#### [EXERCISE PROMPT]
Looking at the data below, count the lines that contain the string "daļa". Write only the total.

#### [RAW DATA]
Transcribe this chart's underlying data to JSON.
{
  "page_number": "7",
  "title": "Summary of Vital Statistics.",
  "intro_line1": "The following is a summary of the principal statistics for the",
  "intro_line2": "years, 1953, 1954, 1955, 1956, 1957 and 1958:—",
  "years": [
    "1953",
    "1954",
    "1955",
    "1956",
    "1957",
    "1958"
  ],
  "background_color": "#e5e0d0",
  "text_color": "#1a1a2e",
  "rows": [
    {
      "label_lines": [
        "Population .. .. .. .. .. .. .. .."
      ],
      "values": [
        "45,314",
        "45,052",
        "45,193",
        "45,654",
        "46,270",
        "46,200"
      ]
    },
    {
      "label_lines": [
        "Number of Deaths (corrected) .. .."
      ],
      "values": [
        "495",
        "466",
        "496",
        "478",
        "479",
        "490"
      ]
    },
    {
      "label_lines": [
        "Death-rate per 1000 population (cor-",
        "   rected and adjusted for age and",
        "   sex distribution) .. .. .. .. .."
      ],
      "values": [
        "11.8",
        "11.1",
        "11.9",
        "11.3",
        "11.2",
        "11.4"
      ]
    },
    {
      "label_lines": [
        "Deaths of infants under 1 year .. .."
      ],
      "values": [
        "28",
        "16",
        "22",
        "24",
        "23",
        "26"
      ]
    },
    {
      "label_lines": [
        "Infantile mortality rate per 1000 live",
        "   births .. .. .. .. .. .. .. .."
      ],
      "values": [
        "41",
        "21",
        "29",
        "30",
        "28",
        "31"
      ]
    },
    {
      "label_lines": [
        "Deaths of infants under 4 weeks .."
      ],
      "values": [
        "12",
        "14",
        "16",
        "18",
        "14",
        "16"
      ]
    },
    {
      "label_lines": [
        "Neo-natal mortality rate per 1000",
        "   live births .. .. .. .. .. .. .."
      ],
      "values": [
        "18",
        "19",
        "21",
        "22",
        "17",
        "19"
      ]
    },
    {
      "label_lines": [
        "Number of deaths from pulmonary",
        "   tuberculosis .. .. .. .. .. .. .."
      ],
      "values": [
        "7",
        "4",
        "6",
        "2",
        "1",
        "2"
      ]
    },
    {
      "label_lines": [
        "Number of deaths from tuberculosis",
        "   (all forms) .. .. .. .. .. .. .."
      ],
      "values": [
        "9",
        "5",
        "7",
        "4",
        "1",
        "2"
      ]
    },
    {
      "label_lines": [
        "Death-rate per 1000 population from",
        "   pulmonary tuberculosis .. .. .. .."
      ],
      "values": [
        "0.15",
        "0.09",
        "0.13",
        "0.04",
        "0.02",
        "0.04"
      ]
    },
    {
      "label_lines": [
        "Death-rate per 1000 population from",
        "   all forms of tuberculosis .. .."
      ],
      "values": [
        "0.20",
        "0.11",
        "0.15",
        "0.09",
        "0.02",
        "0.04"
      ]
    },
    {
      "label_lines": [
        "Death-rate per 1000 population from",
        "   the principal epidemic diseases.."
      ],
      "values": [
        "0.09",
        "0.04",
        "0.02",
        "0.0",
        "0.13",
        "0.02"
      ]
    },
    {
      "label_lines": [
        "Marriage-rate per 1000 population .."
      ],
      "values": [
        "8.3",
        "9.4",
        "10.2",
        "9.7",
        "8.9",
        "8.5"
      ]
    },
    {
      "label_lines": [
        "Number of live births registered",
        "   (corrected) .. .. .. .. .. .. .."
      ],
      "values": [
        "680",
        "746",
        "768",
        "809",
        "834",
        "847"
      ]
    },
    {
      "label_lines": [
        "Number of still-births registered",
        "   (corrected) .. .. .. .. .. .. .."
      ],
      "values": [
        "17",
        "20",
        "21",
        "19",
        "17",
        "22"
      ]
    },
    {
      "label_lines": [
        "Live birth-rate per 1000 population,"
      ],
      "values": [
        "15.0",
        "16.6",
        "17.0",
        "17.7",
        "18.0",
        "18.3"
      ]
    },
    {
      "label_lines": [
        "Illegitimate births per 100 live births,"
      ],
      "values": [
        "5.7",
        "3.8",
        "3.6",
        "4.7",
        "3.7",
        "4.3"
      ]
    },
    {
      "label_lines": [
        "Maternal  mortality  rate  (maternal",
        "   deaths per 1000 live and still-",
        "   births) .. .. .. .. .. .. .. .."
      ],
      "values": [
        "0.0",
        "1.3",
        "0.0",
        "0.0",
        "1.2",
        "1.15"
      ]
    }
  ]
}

...

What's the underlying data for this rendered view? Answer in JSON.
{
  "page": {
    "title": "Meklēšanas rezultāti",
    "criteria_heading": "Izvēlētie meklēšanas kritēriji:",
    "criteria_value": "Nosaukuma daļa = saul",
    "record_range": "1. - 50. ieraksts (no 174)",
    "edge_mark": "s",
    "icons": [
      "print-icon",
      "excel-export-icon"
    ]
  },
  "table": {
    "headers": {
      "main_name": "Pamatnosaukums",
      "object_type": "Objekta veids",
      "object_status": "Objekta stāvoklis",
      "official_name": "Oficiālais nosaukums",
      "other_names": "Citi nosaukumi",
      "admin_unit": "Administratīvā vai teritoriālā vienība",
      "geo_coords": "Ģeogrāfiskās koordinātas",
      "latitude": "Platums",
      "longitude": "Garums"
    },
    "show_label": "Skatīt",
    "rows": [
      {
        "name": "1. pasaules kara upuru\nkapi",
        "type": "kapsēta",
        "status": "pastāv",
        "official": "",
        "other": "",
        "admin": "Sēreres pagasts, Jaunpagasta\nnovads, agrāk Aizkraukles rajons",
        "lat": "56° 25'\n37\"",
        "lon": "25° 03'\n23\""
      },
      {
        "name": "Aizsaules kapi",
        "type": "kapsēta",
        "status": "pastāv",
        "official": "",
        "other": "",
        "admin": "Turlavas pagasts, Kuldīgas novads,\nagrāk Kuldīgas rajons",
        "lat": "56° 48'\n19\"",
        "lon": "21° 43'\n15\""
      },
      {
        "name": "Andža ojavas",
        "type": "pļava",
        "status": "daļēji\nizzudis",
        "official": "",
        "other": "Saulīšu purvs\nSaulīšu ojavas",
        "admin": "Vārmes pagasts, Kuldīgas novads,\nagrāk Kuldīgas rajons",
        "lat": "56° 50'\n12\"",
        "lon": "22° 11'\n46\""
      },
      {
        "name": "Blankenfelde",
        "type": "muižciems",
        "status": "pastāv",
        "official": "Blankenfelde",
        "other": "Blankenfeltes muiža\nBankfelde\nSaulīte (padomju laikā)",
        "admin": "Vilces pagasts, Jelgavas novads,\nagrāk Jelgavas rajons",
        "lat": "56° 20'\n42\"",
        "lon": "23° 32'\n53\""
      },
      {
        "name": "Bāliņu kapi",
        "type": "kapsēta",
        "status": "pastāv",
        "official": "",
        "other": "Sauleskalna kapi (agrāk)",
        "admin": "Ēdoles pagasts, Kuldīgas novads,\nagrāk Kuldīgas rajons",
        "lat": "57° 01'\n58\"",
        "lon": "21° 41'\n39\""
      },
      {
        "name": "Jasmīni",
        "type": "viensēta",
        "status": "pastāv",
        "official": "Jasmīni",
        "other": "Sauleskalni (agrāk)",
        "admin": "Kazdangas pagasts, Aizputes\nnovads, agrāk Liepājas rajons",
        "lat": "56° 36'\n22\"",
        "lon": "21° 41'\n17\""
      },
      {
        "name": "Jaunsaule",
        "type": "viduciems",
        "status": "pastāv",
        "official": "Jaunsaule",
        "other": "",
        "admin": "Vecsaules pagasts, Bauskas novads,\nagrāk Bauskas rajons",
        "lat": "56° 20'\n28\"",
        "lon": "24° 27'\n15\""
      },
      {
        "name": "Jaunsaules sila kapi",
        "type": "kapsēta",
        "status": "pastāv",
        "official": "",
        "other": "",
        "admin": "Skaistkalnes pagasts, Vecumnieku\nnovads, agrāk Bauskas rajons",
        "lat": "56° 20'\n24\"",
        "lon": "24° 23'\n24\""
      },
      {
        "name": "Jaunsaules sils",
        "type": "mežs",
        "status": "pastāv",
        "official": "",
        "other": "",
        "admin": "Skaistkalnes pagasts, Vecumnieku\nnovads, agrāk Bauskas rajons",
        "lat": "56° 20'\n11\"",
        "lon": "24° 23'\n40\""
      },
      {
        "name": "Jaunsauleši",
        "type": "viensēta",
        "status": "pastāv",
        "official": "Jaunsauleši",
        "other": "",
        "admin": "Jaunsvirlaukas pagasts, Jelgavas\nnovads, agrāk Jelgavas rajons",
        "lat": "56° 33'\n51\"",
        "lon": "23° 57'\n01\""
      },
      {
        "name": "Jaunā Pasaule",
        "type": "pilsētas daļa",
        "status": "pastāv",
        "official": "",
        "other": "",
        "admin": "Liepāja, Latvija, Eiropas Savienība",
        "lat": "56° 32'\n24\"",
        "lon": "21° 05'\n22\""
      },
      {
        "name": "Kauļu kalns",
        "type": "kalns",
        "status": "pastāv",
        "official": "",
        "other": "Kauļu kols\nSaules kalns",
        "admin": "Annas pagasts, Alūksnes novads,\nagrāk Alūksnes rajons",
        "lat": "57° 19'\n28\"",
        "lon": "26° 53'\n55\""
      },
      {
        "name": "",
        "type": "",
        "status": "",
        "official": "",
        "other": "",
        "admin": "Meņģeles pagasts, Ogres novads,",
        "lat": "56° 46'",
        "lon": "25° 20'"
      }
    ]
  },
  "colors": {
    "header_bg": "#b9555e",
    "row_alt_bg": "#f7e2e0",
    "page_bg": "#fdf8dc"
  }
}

#### [COMPLETED TASK]
2